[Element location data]
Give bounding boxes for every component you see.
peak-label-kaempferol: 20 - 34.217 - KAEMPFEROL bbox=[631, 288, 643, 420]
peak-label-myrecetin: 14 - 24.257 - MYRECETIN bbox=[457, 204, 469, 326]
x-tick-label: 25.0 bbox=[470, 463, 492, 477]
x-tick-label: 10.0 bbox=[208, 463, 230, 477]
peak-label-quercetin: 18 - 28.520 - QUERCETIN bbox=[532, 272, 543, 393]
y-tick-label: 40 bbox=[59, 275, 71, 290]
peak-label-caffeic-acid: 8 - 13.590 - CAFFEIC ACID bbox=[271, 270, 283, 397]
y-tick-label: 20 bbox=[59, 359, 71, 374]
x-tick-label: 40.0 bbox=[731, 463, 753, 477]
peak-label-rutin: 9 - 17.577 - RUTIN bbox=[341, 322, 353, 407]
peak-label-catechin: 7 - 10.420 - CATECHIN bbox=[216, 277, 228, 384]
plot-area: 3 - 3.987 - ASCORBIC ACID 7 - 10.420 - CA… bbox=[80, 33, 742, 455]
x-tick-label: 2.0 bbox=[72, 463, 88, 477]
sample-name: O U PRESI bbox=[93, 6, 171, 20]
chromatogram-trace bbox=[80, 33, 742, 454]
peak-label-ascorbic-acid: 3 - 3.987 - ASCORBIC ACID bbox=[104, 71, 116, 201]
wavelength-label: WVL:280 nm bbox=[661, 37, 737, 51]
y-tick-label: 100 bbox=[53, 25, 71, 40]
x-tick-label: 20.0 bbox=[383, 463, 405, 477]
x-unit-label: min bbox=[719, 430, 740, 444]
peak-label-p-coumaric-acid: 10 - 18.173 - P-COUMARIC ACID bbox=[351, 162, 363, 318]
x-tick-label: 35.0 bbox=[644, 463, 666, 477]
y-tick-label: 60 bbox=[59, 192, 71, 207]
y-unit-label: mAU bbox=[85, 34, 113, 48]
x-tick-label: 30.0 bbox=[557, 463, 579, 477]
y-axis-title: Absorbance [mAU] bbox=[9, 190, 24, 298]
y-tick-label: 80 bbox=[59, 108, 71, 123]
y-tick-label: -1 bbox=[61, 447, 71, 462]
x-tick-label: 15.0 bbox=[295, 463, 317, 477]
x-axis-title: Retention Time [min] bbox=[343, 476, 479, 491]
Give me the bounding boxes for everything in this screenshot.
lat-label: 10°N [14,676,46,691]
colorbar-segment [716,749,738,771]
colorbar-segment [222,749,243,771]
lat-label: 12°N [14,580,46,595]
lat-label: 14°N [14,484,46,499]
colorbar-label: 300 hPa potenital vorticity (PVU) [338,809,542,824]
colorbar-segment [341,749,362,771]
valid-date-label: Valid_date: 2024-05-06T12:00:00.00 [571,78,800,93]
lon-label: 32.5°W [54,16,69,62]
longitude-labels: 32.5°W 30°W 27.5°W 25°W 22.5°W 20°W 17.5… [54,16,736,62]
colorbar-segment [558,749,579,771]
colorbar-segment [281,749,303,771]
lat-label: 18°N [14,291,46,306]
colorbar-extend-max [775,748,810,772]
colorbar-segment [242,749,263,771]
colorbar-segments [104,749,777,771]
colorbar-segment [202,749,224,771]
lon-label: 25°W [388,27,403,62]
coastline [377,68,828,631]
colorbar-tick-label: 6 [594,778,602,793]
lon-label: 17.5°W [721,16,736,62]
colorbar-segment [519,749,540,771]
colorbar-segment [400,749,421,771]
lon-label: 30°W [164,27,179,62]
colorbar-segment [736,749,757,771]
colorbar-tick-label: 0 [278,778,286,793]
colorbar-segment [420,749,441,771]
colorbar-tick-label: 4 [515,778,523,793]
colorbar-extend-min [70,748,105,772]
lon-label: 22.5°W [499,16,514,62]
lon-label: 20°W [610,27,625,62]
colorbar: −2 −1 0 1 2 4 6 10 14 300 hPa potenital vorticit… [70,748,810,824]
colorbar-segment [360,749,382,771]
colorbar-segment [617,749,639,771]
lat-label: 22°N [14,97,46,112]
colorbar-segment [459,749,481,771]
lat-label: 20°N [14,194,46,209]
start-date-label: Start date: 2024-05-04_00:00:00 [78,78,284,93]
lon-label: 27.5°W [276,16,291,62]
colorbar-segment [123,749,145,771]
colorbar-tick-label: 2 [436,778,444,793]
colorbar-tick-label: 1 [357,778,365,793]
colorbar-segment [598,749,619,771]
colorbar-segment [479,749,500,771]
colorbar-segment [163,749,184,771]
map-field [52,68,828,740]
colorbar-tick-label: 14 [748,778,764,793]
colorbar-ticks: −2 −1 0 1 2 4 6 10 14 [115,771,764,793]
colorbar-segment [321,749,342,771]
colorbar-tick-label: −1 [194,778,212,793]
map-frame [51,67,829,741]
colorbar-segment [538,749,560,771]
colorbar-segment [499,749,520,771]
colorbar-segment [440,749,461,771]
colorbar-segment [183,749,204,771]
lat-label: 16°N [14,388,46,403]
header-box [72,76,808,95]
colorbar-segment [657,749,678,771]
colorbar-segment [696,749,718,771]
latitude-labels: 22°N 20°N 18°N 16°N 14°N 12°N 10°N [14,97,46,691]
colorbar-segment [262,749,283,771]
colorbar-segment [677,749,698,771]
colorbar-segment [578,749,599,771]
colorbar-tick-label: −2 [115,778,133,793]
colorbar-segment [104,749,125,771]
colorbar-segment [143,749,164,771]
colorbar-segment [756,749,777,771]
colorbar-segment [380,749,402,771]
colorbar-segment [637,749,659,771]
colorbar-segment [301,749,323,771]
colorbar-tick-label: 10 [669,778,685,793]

* Given request *
Retype every line of the records above without changing a single character, and keep the lines in their original order.

* Correct answer *
Give bounding boxes for every component you see.
peak-label-kaempferol: 20 - 34.217 - KAEMPFEROL bbox=[631, 288, 643, 420]
peak-label-myrecetin: 14 - 24.257 - MYRECETIN bbox=[457, 204, 469, 326]
x-tick-label: 25.0 bbox=[470, 463, 492, 477]
x-tick-label: 10.0 bbox=[208, 463, 230, 477]
peak-label-quercetin: 18 - 28.520 - QUERCETIN bbox=[532, 272, 543, 393]
y-tick-label: 40 bbox=[59, 275, 71, 290]
peak-label-caffeic-acid: 8 - 13.590 - CAFFEIC ACID bbox=[271, 270, 283, 397]
y-tick-label: 20 bbox=[59, 359, 71, 374]
x-tick-label: 40.0 bbox=[731, 463, 753, 477]
peak-label-rutin: 9 - 17.577 - RUTIN bbox=[341, 322, 353, 407]
peak-label-catechin: 7 - 10.420 - CATECHIN bbox=[216, 277, 228, 384]
plot-area: 3 - 3.987 - ASCORBIC ACID 7 - 10.420 - CA… bbox=[80, 33, 742, 455]
x-tick-label: 2.0 bbox=[72, 463, 88, 477]
sample-name: O U PRESI bbox=[93, 6, 171, 20]
chromatogram-trace bbox=[80, 33, 742, 454]
peak-label-ascorbic-acid: 3 - 3.987 - ASCORBIC ACID bbox=[104, 71, 116, 201]
wavelength-label: WVL:280 nm bbox=[661, 37, 737, 51]
y-tick-label: 100 bbox=[53, 25, 71, 40]
x-tick-label: 20.0 bbox=[383, 463, 405, 477]
x-unit-label: min bbox=[719, 430, 740, 444]
peak-label-p-coumaric-acid: 10 - 18.173 - P-COUMARIC ACID bbox=[351, 162, 363, 318]
x-tick-label: 35.0 bbox=[644, 463, 666, 477]
y-tick-label: 60 bbox=[59, 192, 71, 207]
y-unit-label: mAU bbox=[85, 34, 113, 48]
x-tick-label: 30.0 bbox=[557, 463, 579, 477]
y-axis-title: Absorbance [mAU] bbox=[9, 190, 24, 298]
y-tick-label: 80 bbox=[59, 108, 71, 123]
y-tick-label: -1 bbox=[61, 447, 71, 462]
x-tick-label: 15.0 bbox=[295, 463, 317, 477]
x-axis-title: Retention Time [min] bbox=[343, 476, 479, 491]
Give me the bounding boxes for everything in this screenshot.
lat-label: 10°N [14,676,46,691]
colorbar-segment [716,749,738,771]
colorbar-segment [222,749,243,771]
lat-label: 12°N [14,580,46,595]
lat-label: 14°N [14,484,46,499]
colorbar-label: 300 hPa potenital vorticity (PVU) [338,809,542,824]
colorbar-segment [341,749,362,771]
valid-date-label: Valid_date: 2024-05-06T12:00:00.00 [571,78,800,93]
lon-label: 32.5°W [54,16,69,62]
longitude-labels: 32.5°W 30°W 27.5°W 25°W 22.5°W 20°W 17.5… [54,16,736,62]
colorbar-segment [558,749,579,771]
colorbar-segment [281,749,303,771]
lat-label: 18°N [14,291,46,306]
colorbar-extend-max [775,748,810,772]
colorbar-segment [242,749,263,771]
colorbar-segments [104,749,777,771]
colorbar-segment [202,749,224,771]
lon-label: 25°W [388,27,403,62]
coastline [377,68,828,631]
colorbar-tick-label: 6 [594,778,602,793]
lon-label: 17.5°W [721,16,736,62]
colorbar-segment [519,749,540,771]
colorbar-segment [400,749,421,771]
lon-label: 30°W [164,27,179,62]
colorbar-segment [736,749,757,771]
colorbar-tick-label: 0 [278,778,286,793]
colorbar-segment [420,749,441,771]
colorbar-tick-label: 4 [515,778,523,793]
colorbar-extend-min [70,748,105,772]
lon-label: 22.5°W [499,16,514,62]
lon-label: 20°W [610,27,625,62]
colorbar: −2 −1 0 1 2 4 6 10 14 300 hPa potenital vorticit… [70,748,810,824]
colorbar-segment [360,749,382,771]
colorbar-segment [617,749,639,771]
lat-label: 22°N [14,97,46,112]
colorbar-segment [459,749,481,771]
lat-label: 20°N [14,194,46,209]
start-date-label: Start date: 2024-05-04_00:00:00 [78,78,284,93]
lon-label: 27.5°W [276,16,291,62]
colorbar-segment [123,749,145,771]
colorbar-tick-label: 2 [436,778,444,793]
colorbar-tick-label: 1 [357,778,365,793]
colorbar-segment [598,749,619,771]
colorbar-segment [479,749,500,771]
colorbar-segment [163,749,184,771]
map-field [52,68,828,740]
colorbar-tick-label: 14 [748,778,764,793]
colorbar-ticks: −2 −1 0 1 2 4 6 10 14 [115,771,764,793]
colorbar-segment [321,749,342,771]
colorbar-tick-label: −1 [194,778,212,793]
map-frame [51,67,829,741]
colorbar-segment [538,749,560,771]
colorbar-segment [499,749,520,771]
colorbar-segment [440,749,461,771]
colorbar-segment [183,749,204,771]
lat-label: 16°N [14,388,46,403]
header-box [72,76,808,95]
colorbar-segment [657,749,678,771]
colorbar-segment [696,749,718,771]
latitude-labels: 22°N 20°N 18°N 16°N 14°N 12°N 10°N [14,97,46,691]
colorbar-segment [262,749,283,771]
colorbar-segment [677,749,698,771]
colorbar-segment [578,749,599,771]
colorbar-tick-label: −2 [115,778,133,793]
colorbar-segment [104,749,125,771]
colorbar-segment [143,749,164,771]
colorbar-segment [756,749,777,771]
colorbar-segment [380,749,402,771]
colorbar-segment [637,749,659,771]
colorbar-segment [301,749,323,771]
colorbar-tick-label: 10 [669,778,685,793]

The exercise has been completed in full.